Collected data entries:
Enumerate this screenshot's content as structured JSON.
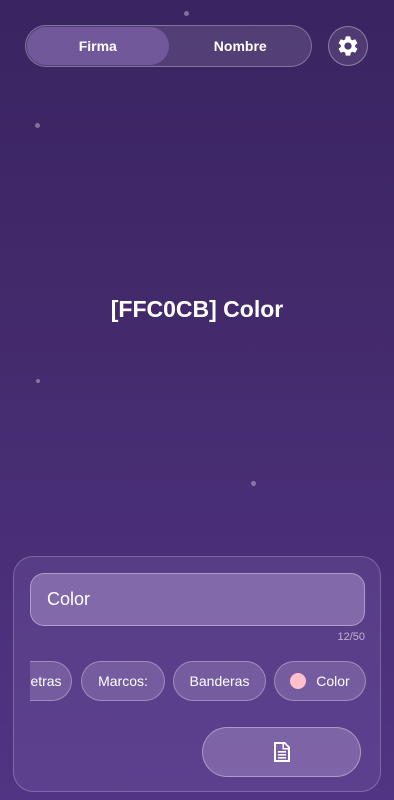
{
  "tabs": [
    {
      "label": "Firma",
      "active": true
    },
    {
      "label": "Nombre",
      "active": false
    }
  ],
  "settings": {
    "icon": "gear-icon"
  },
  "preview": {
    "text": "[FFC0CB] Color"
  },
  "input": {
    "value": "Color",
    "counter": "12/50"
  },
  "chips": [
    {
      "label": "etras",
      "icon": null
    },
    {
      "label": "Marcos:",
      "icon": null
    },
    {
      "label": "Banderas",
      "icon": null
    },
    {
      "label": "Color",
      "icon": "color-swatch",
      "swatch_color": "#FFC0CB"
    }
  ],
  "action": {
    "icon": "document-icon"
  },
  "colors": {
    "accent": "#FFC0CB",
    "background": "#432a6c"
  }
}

▶ _WHAT NEEDS TO BE DONE_
The records above must be printed exactly; the pictures stay out.

▶ _FULL ANSWER_
Enumerate this screenshot's content as structured JSON.
{
  "tabs": [
    {
      "label": "Firma",
      "active": true
    },
    {
      "label": "Nombre",
      "active": false
    }
  ],
  "settings": {
    "icon": "gear-icon"
  },
  "preview": {
    "text": "[FFC0CB] Color"
  },
  "input": {
    "value": "Color",
    "counter": "12/50"
  },
  "chips": [
    {
      "label": "etras",
      "icon": null
    },
    {
      "label": "Marcos:",
      "icon": null
    },
    {
      "label": "Banderas",
      "icon": null
    },
    {
      "label": "Color",
      "icon": "color-swatch",
      "swatch_color": "#FFC0CB"
    }
  ],
  "action": {
    "icon": "document-icon"
  },
  "colors": {
    "accent": "#FFC0CB",
    "background": "#432a6c"
  }
}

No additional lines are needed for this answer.